Dataset entries:

.....

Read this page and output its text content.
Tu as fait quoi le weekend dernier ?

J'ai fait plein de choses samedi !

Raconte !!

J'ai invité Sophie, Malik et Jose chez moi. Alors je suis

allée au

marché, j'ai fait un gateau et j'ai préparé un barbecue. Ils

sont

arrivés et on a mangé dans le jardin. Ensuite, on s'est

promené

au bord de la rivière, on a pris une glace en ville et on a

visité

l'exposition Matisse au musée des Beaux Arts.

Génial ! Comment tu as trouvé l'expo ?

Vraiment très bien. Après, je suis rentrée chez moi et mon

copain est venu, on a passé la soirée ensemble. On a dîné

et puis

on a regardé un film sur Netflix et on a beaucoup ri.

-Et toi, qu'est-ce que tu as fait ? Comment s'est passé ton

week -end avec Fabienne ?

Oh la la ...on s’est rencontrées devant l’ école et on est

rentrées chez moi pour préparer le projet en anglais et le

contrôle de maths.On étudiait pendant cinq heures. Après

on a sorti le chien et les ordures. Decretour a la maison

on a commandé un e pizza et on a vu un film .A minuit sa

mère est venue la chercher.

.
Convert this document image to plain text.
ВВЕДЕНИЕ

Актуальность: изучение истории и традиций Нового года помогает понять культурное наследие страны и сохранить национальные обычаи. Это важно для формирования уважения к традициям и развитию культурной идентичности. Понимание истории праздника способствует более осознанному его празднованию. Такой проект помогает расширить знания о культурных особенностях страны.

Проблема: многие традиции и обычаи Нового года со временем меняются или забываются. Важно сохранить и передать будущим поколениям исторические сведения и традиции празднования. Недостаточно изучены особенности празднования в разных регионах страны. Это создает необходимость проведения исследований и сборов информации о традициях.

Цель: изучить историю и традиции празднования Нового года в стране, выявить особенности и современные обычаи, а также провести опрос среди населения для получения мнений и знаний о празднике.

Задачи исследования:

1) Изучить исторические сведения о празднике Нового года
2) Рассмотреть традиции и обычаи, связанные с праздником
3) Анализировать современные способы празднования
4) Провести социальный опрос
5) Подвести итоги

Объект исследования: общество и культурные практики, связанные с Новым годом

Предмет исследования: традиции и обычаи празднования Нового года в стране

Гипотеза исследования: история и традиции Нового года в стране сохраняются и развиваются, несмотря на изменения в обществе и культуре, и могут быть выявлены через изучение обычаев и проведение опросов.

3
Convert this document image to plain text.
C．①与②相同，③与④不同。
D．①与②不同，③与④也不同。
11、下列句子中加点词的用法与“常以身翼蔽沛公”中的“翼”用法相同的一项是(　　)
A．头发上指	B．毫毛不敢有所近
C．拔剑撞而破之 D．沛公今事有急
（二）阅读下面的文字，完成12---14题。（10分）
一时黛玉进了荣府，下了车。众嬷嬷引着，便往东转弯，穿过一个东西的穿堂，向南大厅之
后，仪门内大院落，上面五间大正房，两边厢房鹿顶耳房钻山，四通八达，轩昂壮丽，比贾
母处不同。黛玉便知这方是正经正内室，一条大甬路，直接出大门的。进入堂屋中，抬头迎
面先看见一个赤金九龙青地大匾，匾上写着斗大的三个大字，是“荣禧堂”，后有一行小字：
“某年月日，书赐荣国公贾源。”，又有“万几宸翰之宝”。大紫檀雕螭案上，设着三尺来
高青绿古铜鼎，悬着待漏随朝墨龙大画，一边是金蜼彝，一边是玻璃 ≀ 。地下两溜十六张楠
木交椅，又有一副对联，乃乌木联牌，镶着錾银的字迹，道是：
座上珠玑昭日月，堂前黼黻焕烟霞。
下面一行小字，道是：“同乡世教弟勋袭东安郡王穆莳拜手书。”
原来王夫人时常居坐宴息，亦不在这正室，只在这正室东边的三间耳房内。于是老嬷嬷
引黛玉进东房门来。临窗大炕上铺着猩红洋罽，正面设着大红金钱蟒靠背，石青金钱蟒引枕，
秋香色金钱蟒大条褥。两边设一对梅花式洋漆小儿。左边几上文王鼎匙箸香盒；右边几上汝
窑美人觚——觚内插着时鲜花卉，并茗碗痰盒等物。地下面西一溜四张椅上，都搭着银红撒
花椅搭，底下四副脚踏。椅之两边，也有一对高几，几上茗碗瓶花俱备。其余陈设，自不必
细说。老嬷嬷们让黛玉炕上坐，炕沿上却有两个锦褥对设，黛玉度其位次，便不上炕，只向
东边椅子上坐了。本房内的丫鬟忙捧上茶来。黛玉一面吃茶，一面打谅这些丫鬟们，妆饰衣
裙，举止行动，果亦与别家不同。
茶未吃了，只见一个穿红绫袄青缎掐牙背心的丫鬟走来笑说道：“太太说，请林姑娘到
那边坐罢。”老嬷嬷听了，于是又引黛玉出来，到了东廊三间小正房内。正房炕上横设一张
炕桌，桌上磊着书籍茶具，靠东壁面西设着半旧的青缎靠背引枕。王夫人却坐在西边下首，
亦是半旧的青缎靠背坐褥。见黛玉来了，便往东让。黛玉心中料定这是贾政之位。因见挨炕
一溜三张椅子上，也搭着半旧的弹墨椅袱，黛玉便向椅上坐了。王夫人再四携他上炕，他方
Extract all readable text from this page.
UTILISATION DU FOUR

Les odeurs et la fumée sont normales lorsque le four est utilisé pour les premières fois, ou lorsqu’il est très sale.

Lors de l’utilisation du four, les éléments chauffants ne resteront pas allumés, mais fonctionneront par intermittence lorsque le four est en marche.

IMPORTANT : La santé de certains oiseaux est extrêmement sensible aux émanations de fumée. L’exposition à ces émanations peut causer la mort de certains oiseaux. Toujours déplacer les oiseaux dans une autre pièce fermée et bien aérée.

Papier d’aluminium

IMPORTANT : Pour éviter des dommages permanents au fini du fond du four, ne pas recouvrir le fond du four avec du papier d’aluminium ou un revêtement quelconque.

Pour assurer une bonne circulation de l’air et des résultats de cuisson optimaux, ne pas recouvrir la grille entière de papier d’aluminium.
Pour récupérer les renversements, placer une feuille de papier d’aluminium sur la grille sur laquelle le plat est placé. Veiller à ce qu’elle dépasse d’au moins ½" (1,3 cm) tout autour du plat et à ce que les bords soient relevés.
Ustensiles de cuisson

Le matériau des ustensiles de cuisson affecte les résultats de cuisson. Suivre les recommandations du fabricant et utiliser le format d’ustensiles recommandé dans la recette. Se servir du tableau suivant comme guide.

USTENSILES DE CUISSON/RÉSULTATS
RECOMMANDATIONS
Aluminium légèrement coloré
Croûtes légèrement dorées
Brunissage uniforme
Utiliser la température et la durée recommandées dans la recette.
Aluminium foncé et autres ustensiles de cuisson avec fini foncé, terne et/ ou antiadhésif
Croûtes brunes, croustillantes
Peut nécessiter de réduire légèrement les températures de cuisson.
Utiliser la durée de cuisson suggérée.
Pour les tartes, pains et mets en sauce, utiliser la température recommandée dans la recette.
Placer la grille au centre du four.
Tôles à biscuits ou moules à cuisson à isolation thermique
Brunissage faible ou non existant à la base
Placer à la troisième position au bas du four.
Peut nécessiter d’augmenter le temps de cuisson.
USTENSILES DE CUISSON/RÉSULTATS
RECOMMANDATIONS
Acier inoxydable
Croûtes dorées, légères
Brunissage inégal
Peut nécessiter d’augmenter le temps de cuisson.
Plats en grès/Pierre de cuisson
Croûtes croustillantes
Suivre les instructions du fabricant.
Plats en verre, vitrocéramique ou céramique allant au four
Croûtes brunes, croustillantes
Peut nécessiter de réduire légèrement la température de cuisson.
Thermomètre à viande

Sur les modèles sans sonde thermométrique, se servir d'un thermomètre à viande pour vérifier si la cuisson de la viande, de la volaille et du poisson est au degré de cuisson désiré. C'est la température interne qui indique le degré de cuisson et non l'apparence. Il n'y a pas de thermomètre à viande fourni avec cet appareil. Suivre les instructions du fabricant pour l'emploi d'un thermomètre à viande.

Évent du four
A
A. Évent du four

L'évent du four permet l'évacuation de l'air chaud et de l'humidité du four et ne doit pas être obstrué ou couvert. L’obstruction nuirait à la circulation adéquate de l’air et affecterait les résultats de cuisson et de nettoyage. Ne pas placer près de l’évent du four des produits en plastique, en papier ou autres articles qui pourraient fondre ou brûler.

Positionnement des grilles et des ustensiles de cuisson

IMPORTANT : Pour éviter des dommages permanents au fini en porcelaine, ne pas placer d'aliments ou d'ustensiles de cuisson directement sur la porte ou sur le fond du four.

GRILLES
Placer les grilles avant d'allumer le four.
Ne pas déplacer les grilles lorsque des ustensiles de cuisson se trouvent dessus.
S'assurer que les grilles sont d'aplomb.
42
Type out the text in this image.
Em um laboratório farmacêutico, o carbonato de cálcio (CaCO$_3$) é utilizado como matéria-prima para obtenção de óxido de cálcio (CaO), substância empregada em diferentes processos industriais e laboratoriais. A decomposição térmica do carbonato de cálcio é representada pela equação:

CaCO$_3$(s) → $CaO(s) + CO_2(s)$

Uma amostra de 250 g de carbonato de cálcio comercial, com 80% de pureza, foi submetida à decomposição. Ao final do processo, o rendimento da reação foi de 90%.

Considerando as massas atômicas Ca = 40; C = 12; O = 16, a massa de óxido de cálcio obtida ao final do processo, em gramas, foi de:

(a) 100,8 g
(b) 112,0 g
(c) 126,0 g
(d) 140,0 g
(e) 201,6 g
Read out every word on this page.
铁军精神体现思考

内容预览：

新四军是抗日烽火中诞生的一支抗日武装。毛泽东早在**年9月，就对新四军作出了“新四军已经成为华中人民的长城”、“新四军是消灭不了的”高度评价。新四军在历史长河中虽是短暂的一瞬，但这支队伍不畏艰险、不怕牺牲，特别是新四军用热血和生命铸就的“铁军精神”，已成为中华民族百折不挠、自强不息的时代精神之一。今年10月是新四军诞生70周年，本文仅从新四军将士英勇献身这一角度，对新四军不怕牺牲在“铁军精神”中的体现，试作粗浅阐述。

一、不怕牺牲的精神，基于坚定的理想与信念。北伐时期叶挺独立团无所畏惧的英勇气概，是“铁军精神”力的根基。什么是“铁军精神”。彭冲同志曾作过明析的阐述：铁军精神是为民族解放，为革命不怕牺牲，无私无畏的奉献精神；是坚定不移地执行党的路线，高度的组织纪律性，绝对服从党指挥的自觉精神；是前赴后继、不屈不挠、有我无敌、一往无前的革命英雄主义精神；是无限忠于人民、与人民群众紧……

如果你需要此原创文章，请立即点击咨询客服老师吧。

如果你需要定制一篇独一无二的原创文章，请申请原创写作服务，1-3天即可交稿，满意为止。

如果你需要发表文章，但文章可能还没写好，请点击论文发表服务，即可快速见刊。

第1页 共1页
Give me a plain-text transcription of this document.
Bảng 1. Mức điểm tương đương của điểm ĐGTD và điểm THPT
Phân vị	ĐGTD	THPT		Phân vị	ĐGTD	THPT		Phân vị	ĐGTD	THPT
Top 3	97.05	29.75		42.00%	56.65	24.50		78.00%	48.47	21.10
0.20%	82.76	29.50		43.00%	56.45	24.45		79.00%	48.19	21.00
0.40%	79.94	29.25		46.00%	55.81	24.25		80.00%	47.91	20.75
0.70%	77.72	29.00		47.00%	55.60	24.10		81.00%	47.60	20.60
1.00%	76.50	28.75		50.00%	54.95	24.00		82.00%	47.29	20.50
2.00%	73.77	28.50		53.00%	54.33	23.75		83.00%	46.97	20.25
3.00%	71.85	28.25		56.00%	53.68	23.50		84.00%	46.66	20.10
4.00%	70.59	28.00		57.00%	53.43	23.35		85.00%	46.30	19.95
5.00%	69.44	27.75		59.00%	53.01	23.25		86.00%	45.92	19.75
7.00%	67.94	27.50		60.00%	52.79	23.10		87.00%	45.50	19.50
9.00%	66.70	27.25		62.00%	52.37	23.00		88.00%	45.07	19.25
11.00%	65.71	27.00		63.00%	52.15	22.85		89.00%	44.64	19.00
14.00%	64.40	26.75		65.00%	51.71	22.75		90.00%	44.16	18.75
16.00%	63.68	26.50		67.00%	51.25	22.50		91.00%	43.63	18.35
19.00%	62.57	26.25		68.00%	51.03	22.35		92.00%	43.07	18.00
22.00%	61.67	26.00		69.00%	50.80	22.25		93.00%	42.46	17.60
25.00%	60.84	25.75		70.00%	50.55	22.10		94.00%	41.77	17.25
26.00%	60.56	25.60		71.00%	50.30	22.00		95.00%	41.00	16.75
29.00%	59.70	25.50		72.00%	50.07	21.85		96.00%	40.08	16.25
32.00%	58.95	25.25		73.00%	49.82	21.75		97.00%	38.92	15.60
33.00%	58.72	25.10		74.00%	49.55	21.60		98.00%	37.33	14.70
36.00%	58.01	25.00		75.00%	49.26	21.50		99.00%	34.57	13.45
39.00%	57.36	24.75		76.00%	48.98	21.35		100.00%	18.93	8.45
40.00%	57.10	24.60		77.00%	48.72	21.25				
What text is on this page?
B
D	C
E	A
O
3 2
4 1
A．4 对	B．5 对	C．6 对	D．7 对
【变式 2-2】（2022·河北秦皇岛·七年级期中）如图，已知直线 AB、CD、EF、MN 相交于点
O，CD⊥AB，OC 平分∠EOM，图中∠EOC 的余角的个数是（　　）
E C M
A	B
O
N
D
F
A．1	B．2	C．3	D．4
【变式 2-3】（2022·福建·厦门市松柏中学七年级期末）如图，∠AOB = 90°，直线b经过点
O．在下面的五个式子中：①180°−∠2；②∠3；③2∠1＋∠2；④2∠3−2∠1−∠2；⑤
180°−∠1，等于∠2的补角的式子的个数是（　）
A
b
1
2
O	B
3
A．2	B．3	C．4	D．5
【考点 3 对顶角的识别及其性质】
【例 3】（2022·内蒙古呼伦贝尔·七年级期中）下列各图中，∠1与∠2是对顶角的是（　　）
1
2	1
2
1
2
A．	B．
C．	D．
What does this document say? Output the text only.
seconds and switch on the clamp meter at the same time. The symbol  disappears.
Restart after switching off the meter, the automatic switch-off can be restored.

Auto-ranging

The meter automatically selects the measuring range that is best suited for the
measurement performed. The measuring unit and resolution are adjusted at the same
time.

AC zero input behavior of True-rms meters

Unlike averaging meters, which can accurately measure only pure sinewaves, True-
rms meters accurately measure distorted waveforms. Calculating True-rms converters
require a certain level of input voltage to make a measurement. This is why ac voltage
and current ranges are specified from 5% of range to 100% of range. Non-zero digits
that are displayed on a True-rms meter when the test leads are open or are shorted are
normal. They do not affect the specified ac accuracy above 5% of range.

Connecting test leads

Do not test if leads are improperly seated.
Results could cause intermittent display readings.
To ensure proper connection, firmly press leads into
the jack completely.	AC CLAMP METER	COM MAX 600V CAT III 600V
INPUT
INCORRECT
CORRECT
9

.....

*Task description*: State how many lines of the entries above include the word "zero", offering no text other than the number.

*Response for this exercise*: 2